■ DIRECTIONS: What is the number of lines in these entries that contain "Vernissage"? State it alone.

■ STORED RECORDS:
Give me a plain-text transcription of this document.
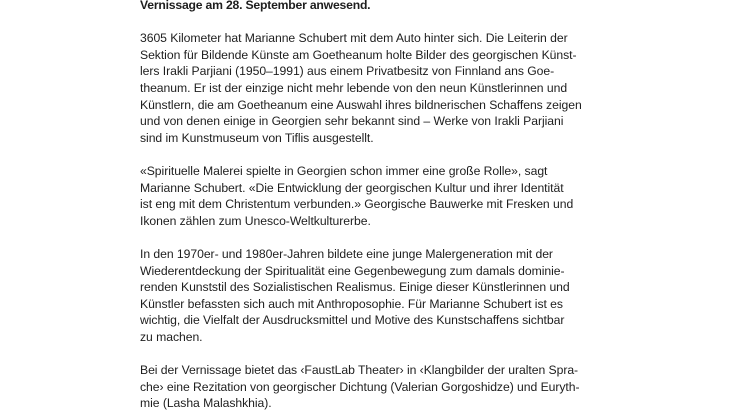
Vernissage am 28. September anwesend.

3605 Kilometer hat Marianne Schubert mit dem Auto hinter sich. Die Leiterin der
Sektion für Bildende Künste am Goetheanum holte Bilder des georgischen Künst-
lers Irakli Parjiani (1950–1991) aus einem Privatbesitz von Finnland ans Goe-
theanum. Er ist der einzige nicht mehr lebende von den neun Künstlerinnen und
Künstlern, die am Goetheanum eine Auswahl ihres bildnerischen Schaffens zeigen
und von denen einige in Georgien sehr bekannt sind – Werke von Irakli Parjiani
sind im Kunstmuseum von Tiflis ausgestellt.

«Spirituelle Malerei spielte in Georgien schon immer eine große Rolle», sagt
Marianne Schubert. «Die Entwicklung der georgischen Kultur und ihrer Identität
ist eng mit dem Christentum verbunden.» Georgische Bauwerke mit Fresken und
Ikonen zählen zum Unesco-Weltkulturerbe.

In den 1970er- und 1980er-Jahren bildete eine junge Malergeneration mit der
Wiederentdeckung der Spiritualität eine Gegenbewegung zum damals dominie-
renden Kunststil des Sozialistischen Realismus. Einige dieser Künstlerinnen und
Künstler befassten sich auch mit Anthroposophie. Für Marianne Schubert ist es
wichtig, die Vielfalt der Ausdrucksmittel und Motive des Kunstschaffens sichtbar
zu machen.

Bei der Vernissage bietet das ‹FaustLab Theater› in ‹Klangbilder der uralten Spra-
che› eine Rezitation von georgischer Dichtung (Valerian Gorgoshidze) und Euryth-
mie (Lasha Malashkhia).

■ REPLY: 2